Collected data entries:
◆ ◆ ◆ ◆ ◆ ◆ ◆

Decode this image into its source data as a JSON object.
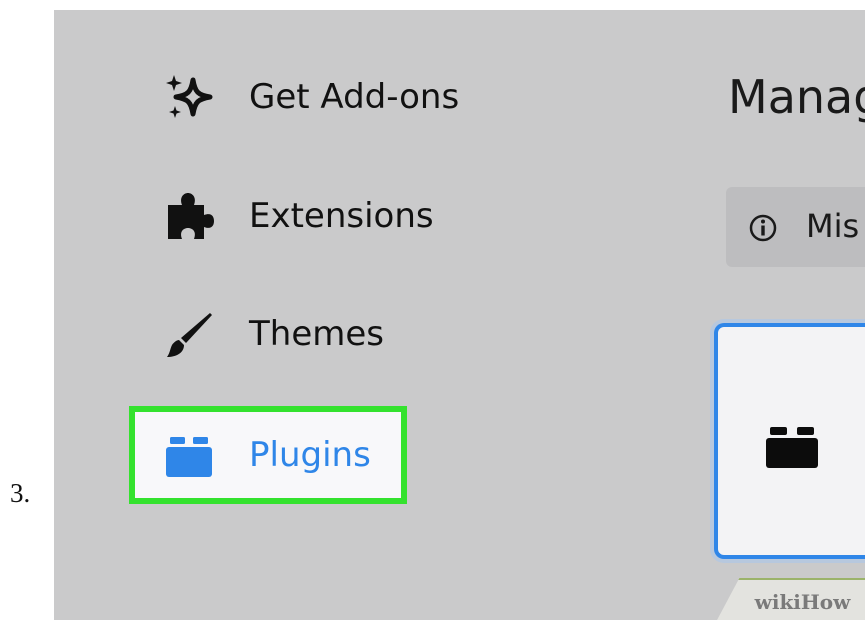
{
  "step_number": "3.",
  "sidebar": {
    "items": [
      {
        "label": "Get Add-ons",
        "icon": "sparkle-icon"
      },
      {
        "label": "Extensions",
        "icon": "puzzle-piece-icon"
      },
      {
        "label": "Themes",
        "icon": "paintbrush-icon"
      },
      {
        "label": "Plugins",
        "icon": "plugin-brick-icon",
        "selected": true
      }
    ]
  },
  "main": {
    "heading": "Manag",
    "notice": {
      "text": "Mis",
      "icon": "info-icon"
    },
    "card": {
      "icon": "plugin-brick-icon"
    }
  },
  "watermark": {
    "text": "wikiHow"
  },
  "colors": {
    "panel_background": "#cacacb",
    "selected_text": "#2f86e8",
    "highlight_border": "#34e22e",
    "card_border": "#2f86e8"
  }
}
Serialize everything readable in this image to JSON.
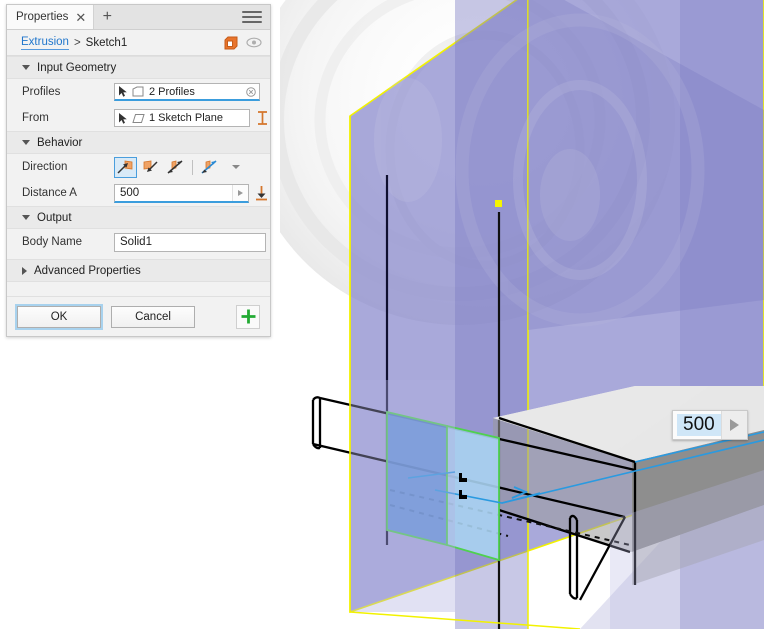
{
  "tabbar": {
    "tab_label": "Properties",
    "close_icon": "close-icon",
    "add_icon": "plus-icon",
    "menu_icon": "hamburger-menu-icon"
  },
  "breadcrumb": {
    "link": "Extrusion",
    "separator": ">",
    "current": "Sketch1",
    "cube_icon": "orange-cube-icon",
    "eye_icon": "visibility-eye-icon"
  },
  "sections": {
    "input_geometry": {
      "title": "Input Geometry",
      "expanded": true,
      "rows": [
        {
          "label": "Profiles",
          "value": "2 Profiles",
          "cursor_icon": "select-arrow-icon",
          "type_icon": "profile-face-icon",
          "clear_icon": "clear-selection-icon"
        },
        {
          "label": "From",
          "value": "1 Sketch Plane",
          "cursor_icon": "select-arrow-icon",
          "type_icon": "sketch-plane-icon",
          "tool_icon": "offset-measure-icon"
        }
      ]
    },
    "behavior": {
      "title": "Behavior",
      "expanded": true,
      "direction": {
        "label": "Direction",
        "options": [
          "one-side",
          "flip-side",
          "symmetric",
          "two-sides"
        ],
        "selected_index": 0,
        "dropdown_icon": "chevron-down-icon"
      },
      "distance": {
        "label": "Distance A",
        "value": "500",
        "spin_icon": "expand-arrow-icon",
        "tool_icon": "taper-angle-icon"
      }
    },
    "output": {
      "title": "Output",
      "expanded": true,
      "body_name": {
        "label": "Body Name",
        "value": "Solid1"
      }
    },
    "advanced": {
      "title": "Advanced Properties",
      "expanded": false
    }
  },
  "footer": {
    "ok_label": "OK",
    "cancel_label": "Cancel",
    "add_icon": "add-green-plus-icon"
  },
  "viewport": {
    "dimension_box": {
      "value": "500",
      "spin_icon": "expand-arrow-icon"
    },
    "colors": {
      "plane_purple": "#8a8ac8",
      "plane_outline_yellow": "#f2f200",
      "profile_blue_dark": "#5b92d8",
      "profile_blue_light": "#a8d2ef",
      "profile_outline_green": "#4fd14f",
      "body_gray": "#8c8c8c",
      "body_gray_light": "#e2e2e2",
      "sketch_black": "#000000",
      "dimension_blue": "#2a9ae0",
      "origin_point_yellow": "#f5f500"
    }
  }
}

◆ ◆ ◆ ◆ ◆ ◆ ◆

### WHAT IS REQUIRED
Using the listing, copy every line where the word "JSON" shows up.

### SOLUTION FOR THIS TASK
Decode this image into its source data as a JSON object.
Serialize everything readable in this image to JSON.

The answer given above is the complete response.